Recorded information:
=====
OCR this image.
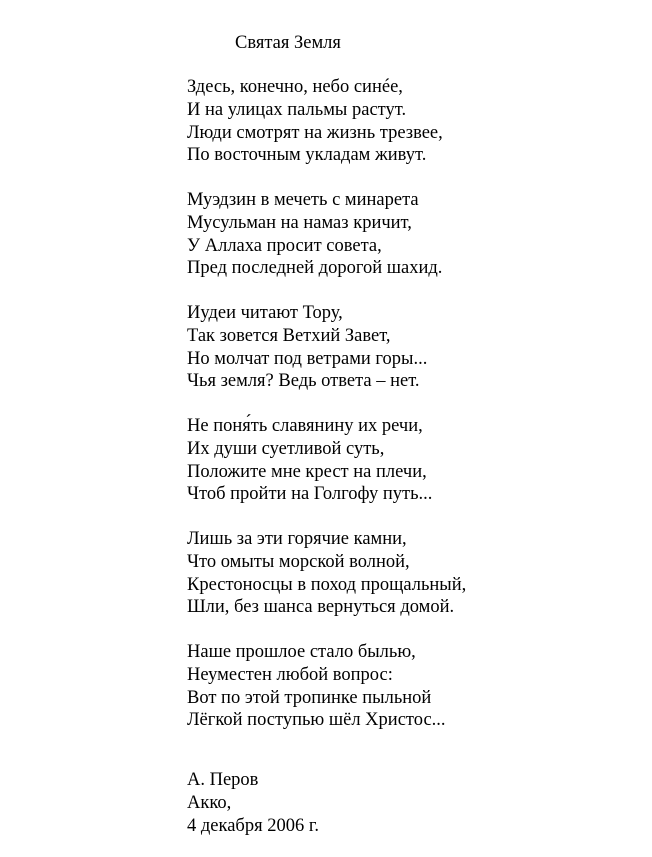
Святая Земля
Здесь, конечно, небо синéе,
И на улицах пальмы растут.
Люди смотрят на жизнь трезвее,
По восточным укладам живут.
Муэдзин в мечеть с минарета
Мусульман на намаз кричит,
У Аллаха просит совета,
Пред последней дорогой шахид.
Иудеи читают Тору,
Так зовется Ветхий Завет,
Но молчат под ветрами горы...
Чья земля? Ведь ответа – нет.
Не поня́ть славянину их речи,
Их души суетливой суть,
Положите мне крест на плечи,
Чтоб пройти на Голгофу путь...
Лишь за эти горячие камни,
Что омыты морской волной,
Крестоносцы в поход прощальный,
Шли, без шанса вернуться домой.
Наше прошлое стало былью,
Неуместен любой вопрос:
Вот по этой тропинке пыльной
Лёгкой поступью шёл Христос...
А. Перов
Акко,
4 декабря 2006 г.
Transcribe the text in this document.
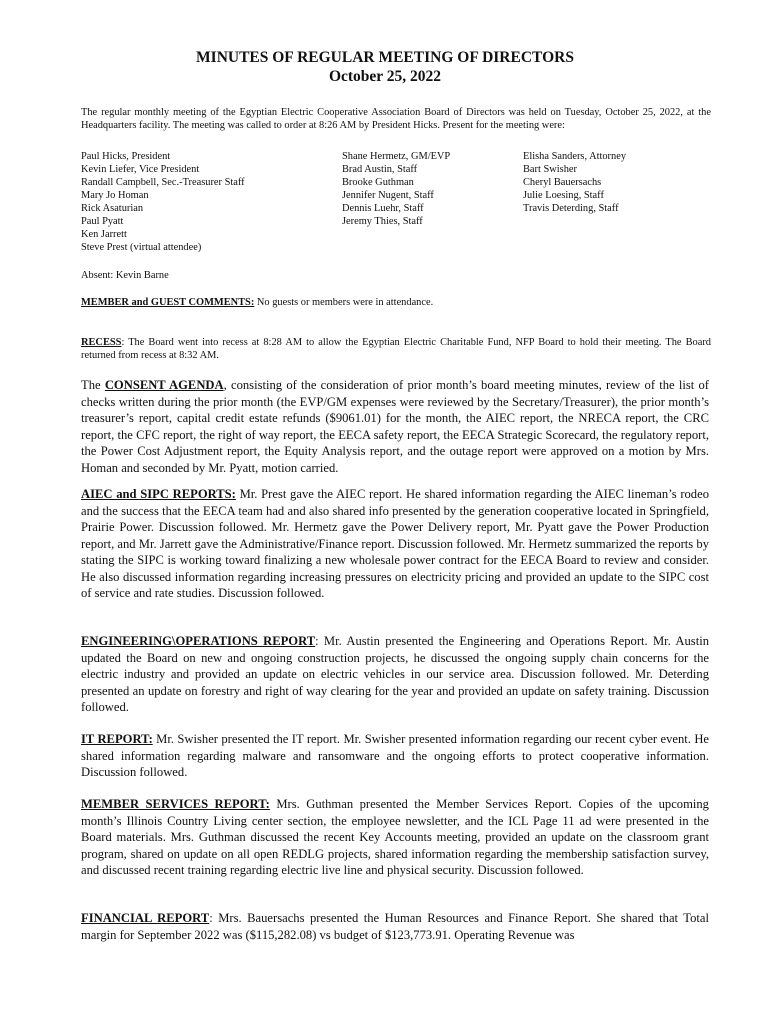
MINUTES OF REGULAR MEETING OF DIRECTORS
October 25, 2022
The regular monthly meeting of the Egyptian Electric Cooperative Association Board of Directors was held on Tuesday, October 25, 2022, at the Headquarters facility. The meeting was called to order at 8:26 AM by President Hicks. Present for the meeting were:
Paul Hicks, President
Kevin Liefer, Vice President
Randall Campbell, Sec.-Treasurer Staff
Mary Jo Homan
Rick Asaturian
Paul Pyatt
Ken Jarrett
Steve Prest (virtual attendee)
Shane Hermetz, GM/EVP
Brad Austin, Staff
Brooke Guthman
Jennifer Nugent, Staff
Dennis Luehr, Staff
Jeremy Thies, Staff
Elisha Sanders, Attorney
Bart Swisher
Cheryl Bauersachs
Julie Loesing, Staff
Travis Deterding, Staff
Absent: Kevin Barne
MEMBER and GUEST COMMENTS: No guests or members were in attendance.
RECESS: The Board went into recess at 8:28 AM to allow the Egyptian Electric Charitable Fund, NFP Board to hold their meeting. The Board returned from recess at 8:32 AM.
The CONSENT AGENDA, consisting of the consideration of prior month’s board meeting minutes, review of the list of checks written during the prior month (the EVP/GM expenses were reviewed by the Secretary/Treasurer), the prior month’s treasurer’s report, capital credit estate refunds ($9061.01) for the month, the AIEC report, the NRECA report, the CRC report, the CFC report, the right of way report, the EECA safety report, the EECA Strategic Scorecard, the regulatory report, the Power Cost Adjustment report, the Equity Analysis report, and the outage report were approved on a motion by Mrs. Homan and seconded by Mr. Pyatt, motion carried.
AIEC and SIPC REPORTS: Mr. Prest gave the AIEC report. He shared information regarding the AIEC lineman’s rodeo and the success that the EECA team had and also shared info presented by the generation cooperative located in Springfield, Prairie Power. Discussion followed. Mr. Hermetz gave the Power Delivery report, Mr. Pyatt gave the Power Production report, and Mr. Jarrett gave the Administrative/Finance report. Discussion followed. Mr. Hermetz summarized the reports by stating the SIPC is working toward finalizing a new wholesale power contract for the EECA Board to review and consider. He also discussed information regarding increasing pressures on electricity pricing and provided an update to the SIPC cost of service and rate studies. Discussion followed.
ENGINEERING\OPERATIONS REPORT: Mr. Austin presented the Engineering and Operations Report. Mr. Austin updated the Board on new and ongoing construction projects, he discussed the ongoing supply chain concerns for the electric industry and provided an update on electric vehicles in our service area. Discussion followed. Mr. Deterding presented an update on forestry and right of way clearing for the year and provided an update on safety training. Discussion followed.
IT REPORT: Mr. Swisher presented the IT report. Mr. Swisher presented information regarding our recent cyber event. He shared information regarding malware and ransomware and the ongoing efforts to protect cooperative information. Discussion followed.
MEMBER SERVICES REPORT: Mrs. Guthman presented the Member Services Report. Copies of the upcoming month’s Illinois Country Living center section, the employee newsletter, and the ICL Page 11 ad were presented in the Board materials. Mrs. Guthman discussed the recent Key Accounts meeting, provided an update on the classroom grant program, shared on update on all open REDLG projects, shared information regarding the membership satisfaction survey, and discussed recent training regarding electric live line and physical security. Discussion followed.
FINANCIAL REPORT: Mrs. Bauersachs presented the Human Resources and Finance Report. She shared that Total margin for September 2022 was ($115,282.08) vs budget of $123,773.91. Operating Revenue was
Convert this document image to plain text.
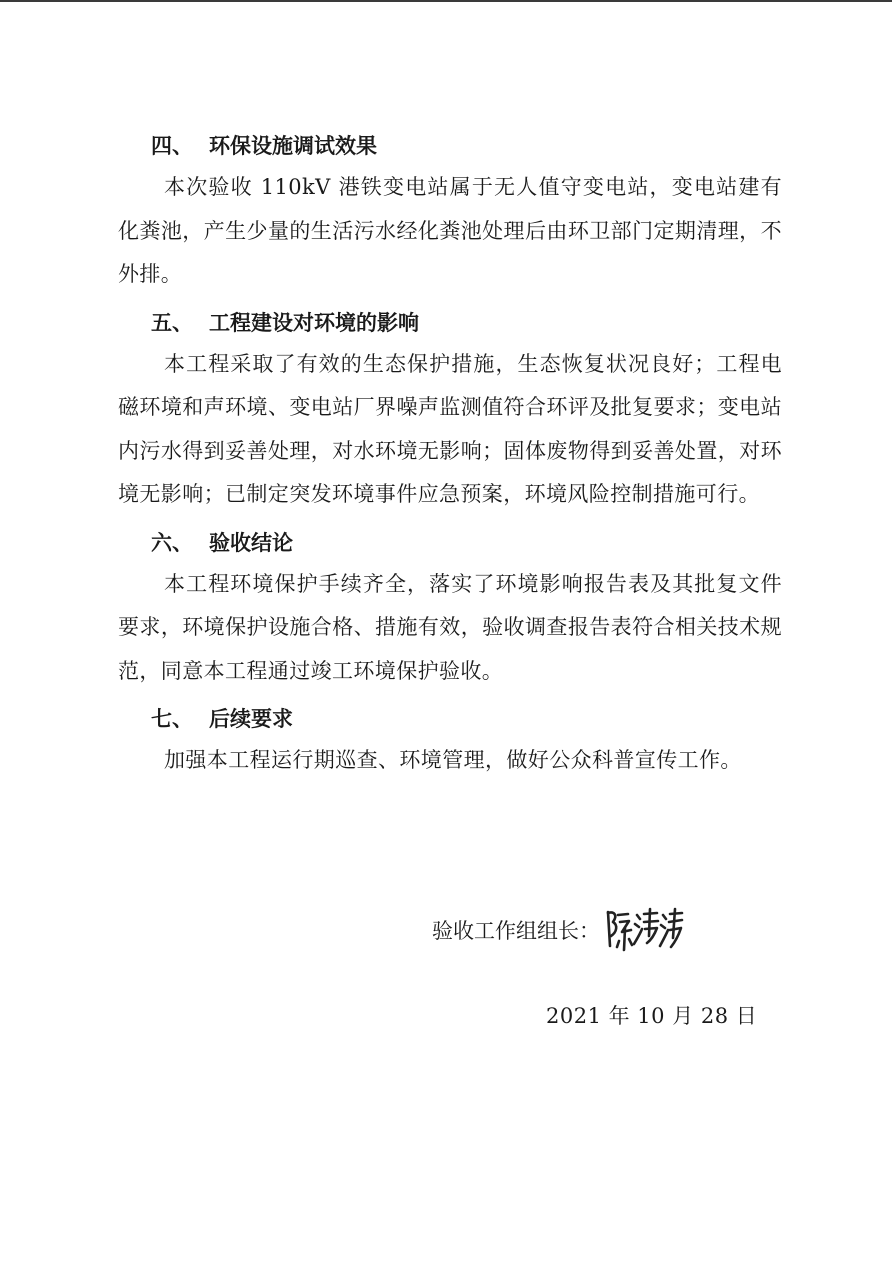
四、 环保设施调试效果

本次验收 110kV 港铁变电站属于无人值守变电站，变电站建有化粪池，产生少量的生活污水经化粪池处理后由环卫部门定期清理，不外排。

五、 工程建设对环境的影响

本工程采取了有效的生态保护措施，生态恢复状况良好；工程电磁环境和声环境、变电站厂界噪声监测值符合环评及批复要求；变电站内污水得到妥善处理，对水环境无影响；固体废物得到妥善处置，对环境无影响；已制定突发环境事件应急预案，环境风险控制措施可行。

六、 验收结论

本工程环境保护手续齐全，落实了环境影响报告表及其批复文件要求，环境保护设施合格、措施有效，验收调查报告表符合相关技术规范，同意本工程通过竣工环境保护验收。

七、 后续要求

加强本工程运行期巡查、环境管理，做好公众科普宣传工作。

验收工作组组长：
2021 年 10 月 28 日
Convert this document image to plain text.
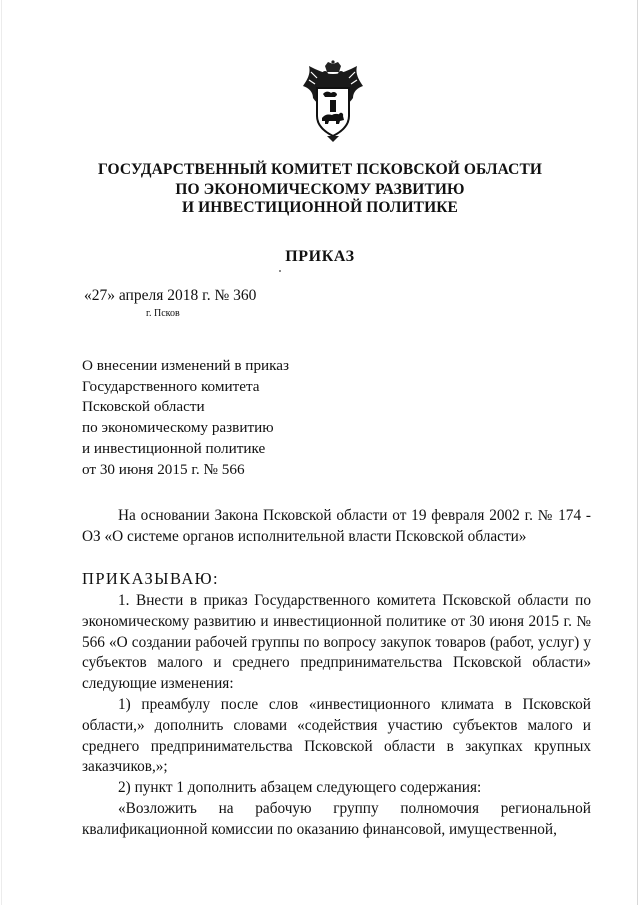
ГОСУДАРСТВЕННЫЙ КОМИТЕТ ПСКОВСКОЙ ОБЛАСТИ
ПО ЭКОНОМИЧЕСКОМУ РАЗВИТИЮ
И ИНВЕСТИЦИОННОЙ ПОЛИТИКЕ
ПРИКАЗ
«27» апреля 2018 г. № 360
г. Псков
О внесении изменений в приказ
Государственного комитета
Псковской области
по экономическому развитию
и инвестиционной политике
от 30 июня 2015 г. № 566
На основании Закона Псковской области от 19 февраля 2002 г. № 174 - ОЗ «О системе органов исполнительной власти Псковской области»
ПРИКАЗЫВАЮ:
1. Внести в приказ Государственного комитета Псковской области по экономическому развитию и инвестиционной политике от 30 июня 2015 г. № 566 «О создании рабочей группы по вопросу закупок товаров (работ, услуг) у субъектов малого и среднего предпринимательства Псковской области» следующие изменения:
1) преамбулу после слов «инвестиционного климата в Псковской области,» дополнить словами «содействия участию субъектов малого и среднего предпринимательства Псковской области в закупках крупных заказчиков,»;
2) пункт 1 дополнить абзацем следующего содержания:
«Возложить на рабочую группу полномочия региональной квалификационной комиссии по оказанию финансовой, имущественной,
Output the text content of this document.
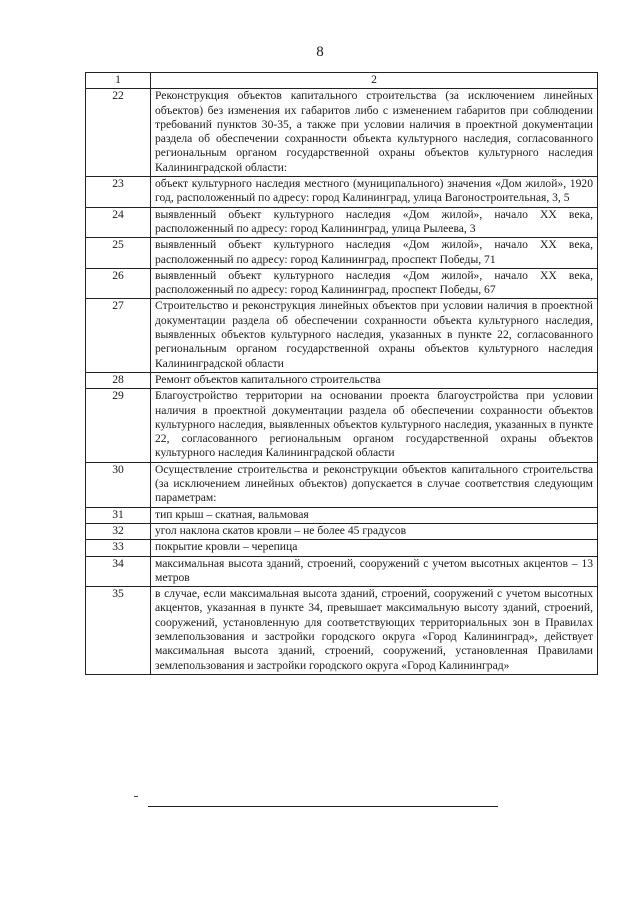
8
1	2
22	Реконструкция объектов капитального строительства (за исключением линейных объектов) без изменения их габаритов либо с изменением габаритов при соблюдении требований пунктов 30-35, а также при условии наличия в проектной документации раздела об обеспечении сохранности объекта культурного наследия, согласованного региональным органом государственной охраны объектов культурного наследия Калининградской области:
23	объект культурного наследия местного (муниципального) значения «Дом жилой», 1920 год, расположенный по адресу: город Калининград, улица Вагоностроительная, 3, 5
24	выявленный объект культурного наследия «Дом жилой», начало XX века, расположенный по адресу: город Калининград, улица Рылеева, 3
25	выявленный объект культурного наследия «Дом жилой», начало XX века, расположенный по адресу: город Калининград, проспект Победы, 71
26	выявленный объект культурного наследия «Дом жилой», начало XX века, расположенный по адресу: город Калининград, проспект Победы, 67
27	Строительство и реконструкция линейных объектов при условии наличия в проектной документации раздела об обеспечении сохранности объекта культурного наследия, выявленных объектов культурного наследия, указанных в пункте 22, согласованного региональным органом государственной охраны объектов культурного наследия Калининградской области
28	Ремонт объектов капитального строительства
29	Благоустройство территории на основании проекта благоустройства при условии наличия в проектной документации раздела об обеспечении сохранности объектов культурного наследия, выявленных объектов культурного наследия, указанных в пункте 22, согласованного региональным органом государственной охраны объектов культурного наследия Калининградской области
30	Осуществление строительства и реконструкции объектов капитального строительства (за исключением линейных объектов) допускается в случае соответствия следующим параметрам:
31	тип крыш – скатная, вальмовая
32	угол наклона скатов кровли – не более 45 градусов
33	покрытие кровли – черепица
34	максимальная высота зданий, строений, сооружений с учетом высотных акцентов – 13 метров
35	в случае, если максимальная высота зданий, строений, сооружений с учетом высотных акцентов, указанная в пункте 34, превышает максимальную высоту зданий, строений, сооружений, установленную для соответствующих территориальных зон в Правилах землепользования и застройки городского округа «Город Калининград», действует максимальная высота зданий, строений, сооружений, установленная Правилами землепользования и застройки городского округа «Город Калининград»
=====
Look through the records and gather every line containing "июня".

Reply:
от 30 июня 2015 г. № 566
1. Внести в приказ Государственного комитета Псковской области по экономическому развитию и инвестиционной политике от 30 июня 2015 г. № 566 «О создании рабочей группы по вопросу закупок товаров (работ, услуг) у субъектов малого и среднего предпринимательства Псковской области» следующие изменения:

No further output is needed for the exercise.